** BEGIN Material supplied **

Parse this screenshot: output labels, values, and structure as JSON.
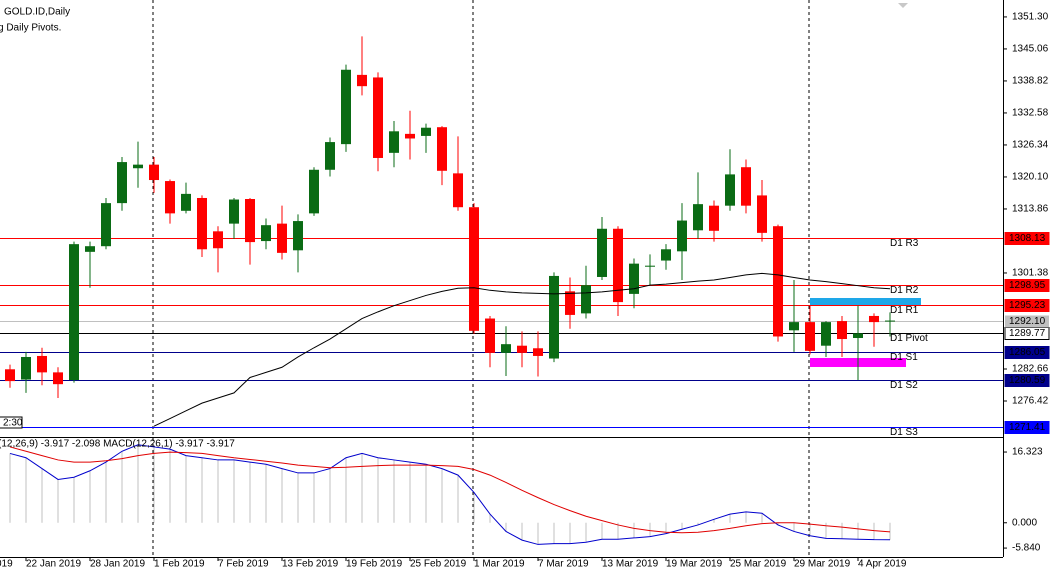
{
  "chart_data": [
    {
      "type": "candlestick",
      "title": "GOLD.ID,Daily",
      "subtitle": "g Daily Pivots.",
      "left_cut_label": "019",
      "time_box": "2:30",
      "categories": [
        null,
        "22 Jan 2019",
        null,
        null,
        null,
        "28 Jan 2019",
        null,
        null,
        null,
        "1 Feb 2019",
        null,
        null,
        null,
        "7 Feb 2019",
        null,
        null,
        null,
        "13 Feb 2019",
        null,
        null,
        null,
        "19 Feb 2019",
        null,
        null,
        null,
        "25 Feb 2019",
        null,
        null,
        null,
        "1 Mar 2019",
        null,
        null,
        null,
        "7 Mar 2019",
        null,
        null,
        null,
        "13 Mar 2019",
        null,
        null,
        null,
        "19 Mar 2019",
        null,
        null,
        null,
        "25 Mar 2019",
        null,
        null,
        null,
        "29 Mar 2019",
        null,
        null,
        null,
        "4 Apr 2019",
        null,
        null
      ],
      "open": [
        1282.6,
        1280.6,
        1285.2,
        1282.0,
        1280.5,
        1305.5,
        1306.6,
        1315,
        1321.8,
        1322.5,
        1319.3,
        1313.5,
        1316,
        1309.5,
        1311,
        1315.8,
        1307.6,
        1311,
        1305.8,
        1313,
        1321.5,
        1326.5,
        1340,
        1339.5,
        1324.8,
        1328.5,
        1328.1,
        1329.8,
        1320.8,
        1314.2,
        1292.5,
        1285.8,
        1287.2,
        1286.7,
        1284.7,
        1297.8,
        1293.5,
        1300.6,
        1310,
        1297.3,
        1302.6,
        1303.8,
        1305.6,
        1309.7,
        1314.5,
        1314.5,
        1322,
        1316.5,
        1310.5,
        1290.2,
        1291.8,
        1287.2,
        1292,
        1288.7,
        1293,
        1292
      ],
      "high": [
        1283.5,
        1286,
        1286.8,
        1283,
        1307.5,
        1307.5,
        1316,
        1324,
        1327,
        1324,
        1319.6,
        1319,
        1316.5,
        1310.5,
        1316,
        1316,
        1312,
        1314.5,
        1312.8,
        1322,
        1327.8,
        1342,
        1347.5,
        1340.5,
        1331,
        1333,
        1330.5,
        1330,
        1328,
        1315,
        1293,
        1291,
        1290,
        1290,
        1301.5,
        1300.5,
        1302.8,
        1312.3,
        1310.5,
        1304.2,
        1305,
        1307,
        1315,
        1321,
        1315.5,
        1325.5,
        1323.5,
        1319.5,
        1310.8,
        1300,
        1295,
        1292,
        1293,
        1295,
        1293.5,
        1293.7
      ],
      "low": [
        1279,
        1278,
        1279.5,
        1277,
        1280,
        1298.5,
        1306,
        1313.5,
        1318,
        1317,
        1311,
        1313,
        1304.5,
        1301.5,
        1308,
        1303,
        1306,
        1304,
        1301.5,
        1312.5,
        1320.2,
        1325,
        1336,
        1321.2,
        1322,
        1323.5,
        1324.8,
        1318.5,
        1313.5,
        1289.5,
        1283,
        1281.3,
        1283,
        1281.2,
        1284,
        1290.5,
        1292.5,
        1300,
        1293,
        1294.5,
        1299,
        1302,
        1300,
        1308,
        1307.5,
        1313.5,
        1313,
        1307.5,
        1288,
        1286,
        1285.5,
        1285,
        1285,
        1280.5,
        1287,
        1289
      ],
      "close": [
        1280.3,
        1285.0,
        1282.0,
        1279.7,
        1307,
        1306.6,
        1315,
        1323,
        1322.5,
        1319.5,
        1313,
        1316.8,
        1306,
        1306.2,
        1315.7,
        1307.4,
        1310.7,
        1305.3,
        1311.5,
        1321.5,
        1326.9,
        1341,
        1337.8,
        1323.8,
        1329,
        1327.6,
        1329.7,
        1321.3,
        1314.2,
        1290.1,
        1285.8,
        1287.5,
        1285.8,
        1285.2,
        1300.8,
        1293.2,
        1299,
        1310,
        1295.7,
        1303.2,
        1302.8,
        1306,
        1311.6,
        1314.8,
        1309.6,
        1320.6,
        1314.5,
        1309.2,
        1289,
        1291.8,
        1286.2,
        1291.8,
        1288.5,
        1289.6,
        1291.8,
        1292.1
      ],
      "up_color": "#0a6b14",
      "down_color": "#ff0000",
      "series": [
        {
          "color": "#000000",
          "values": [
            null,
            null,
            null,
            null,
            null,
            null,
            null,
            null,
            null,
            1271.5,
            1273,
            1274.5,
            1276,
            1277,
            1278,
            1281,
            1282,
            1283,
            1285,
            1286.8,
            1288.5,
            1290.5,
            1292.5,
            1293.8,
            1295,
            1296,
            1297,
            1297.8,
            1298.4,
            1298.5,
            1298,
            1297.7,
            1297.5,
            1297.4,
            1297.3,
            1297.4,
            1297.5,
            1297.7,
            1298,
            1298.3,
            1299,
            1299.2,
            1299.5,
            1299.8,
            1300,
            1300.5,
            1301,
            1301.3,
            1301,
            1300.5,
            1300,
            1299.7,
            1299.3,
            1298.9,
            1298.5,
            1298.3
          ]
        }
      ],
      "levels": [
        {
          "name": "D1 R3",
          "value": 1308.13,
          "color": "#ff0000",
          "text_color": "#ffffff"
        },
        {
          "name": "D1 R2",
          "value": 1298.95,
          "color": "#ff0000",
          "text_color": "#ffffff"
        },
        {
          "name": "D1 R1",
          "value": 1295.23,
          "color": "#ff0000",
          "text_color": "#ffffff"
        },
        {
          "name": "D1 Pivot",
          "value": 1289.77,
          "color": "#000000",
          "text_color": "#000000"
        },
        {
          "name": "D1 S1",
          "value": 1286.05,
          "color": "#00008b",
          "text_color": "#ffffff"
        },
        {
          "name": "D1 S2",
          "value": 1280.59,
          "color": "#00008b",
          "text_color": "#ffffff"
        },
        {
          "name": "D1 S3",
          "value": 1271.41,
          "color": "#0000ff",
          "text_color": "#ffffff"
        }
      ],
      "bid": 1292.1,
      "bid_label": "1292.10",
      "ylim": [
        1269.4,
        1354.6
      ],
      "yticks": [
        {
          "value": 1351.3,
          "label": "1351.30"
        },
        {
          "value": 1345.06,
          "label": "1345.06"
        },
        {
          "value": 1338.82,
          "label": "1338.82"
        },
        {
          "value": 1332.58,
          "label": "1332.58"
        },
        {
          "value": 1326.34,
          "label": "1326.34"
        },
        {
          "value": 1320.1,
          "label": "1320.10"
        },
        {
          "value": 1313.86,
          "label": "1313.86"
        },
        {
          "value": 1301.38,
          "label": "1301.38"
        },
        {
          "value": 1282.66,
          "label": "1282.66"
        },
        {
          "value": 1276.42,
          "label": "1276.42"
        }
      ]
    },
    {
      "type": "macd",
      "title": "(12,26,9) -3.917 -2.098 MACD(12,26,1) -3.917 -3.917",
      "series": [
        {
          "color": "#0000cc",
          "values": [
            16,
            15,
            12.5,
            10,
            10.5,
            12,
            14,
            16.5,
            18,
            17.5,
            17,
            15.5,
            15,
            14.5,
            14.5,
            14,
            13.5,
            12.5,
            11.5,
            11.5,
            12.5,
            15,
            16,
            15,
            14.5,
            14,
            13.5,
            12.5,
            11,
            7,
            2,
            -2,
            -4,
            -5,
            -4.8,
            -4.8,
            -4.5,
            -3.8,
            -3.8,
            -3.5,
            -3.2,
            -2.5,
            -1.5,
            -0.5,
            0.8,
            2,
            2.5,
            2.2,
            -0.5,
            -2,
            -3,
            -3.6,
            -3.7,
            -3.8,
            -3.9,
            -3.917
          ]
        },
        {
          "color": "#e00000",
          "values": [
            17.5,
            16.5,
            15.5,
            14.5,
            14,
            14,
            14.3,
            14.8,
            15.5,
            16,
            16.3,
            16.2,
            16,
            15.5,
            15,
            14.6,
            14.2,
            13.8,
            13.3,
            13,
            12.7,
            12.8,
            13,
            13.2,
            13.3,
            13.3,
            13.3,
            13.2,
            13,
            12.3,
            11,
            9.3,
            7.5,
            5.8,
            4.2,
            2.8,
            1.5,
            0.5,
            -0.5,
            -1.3,
            -1.8,
            -2.2,
            -2.3,
            -2.2,
            -1.8,
            -1.3,
            -0.7,
            -0.2,
            0,
            0,
            -0.3,
            -0.7,
            -1,
            -1.4,
            -1.8,
            -2.098
          ]
        }
      ],
      "histogram_color": "#c0c0c0",
      "ylim": [
        -7.9,
        19.1
      ],
      "yticks": [
        16.323,
        {
          "value": 0,
          "label": "0.000"
        },
        {
          "value": -5.84,
          "label": "-5.840"
        }
      ]
    }
  ]
}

** END Material supplied **

◆ Problem to solve ◆
Go over the records above and tally each line that includes "Daily". Give the total by itself.

◆ Written answer ◆
2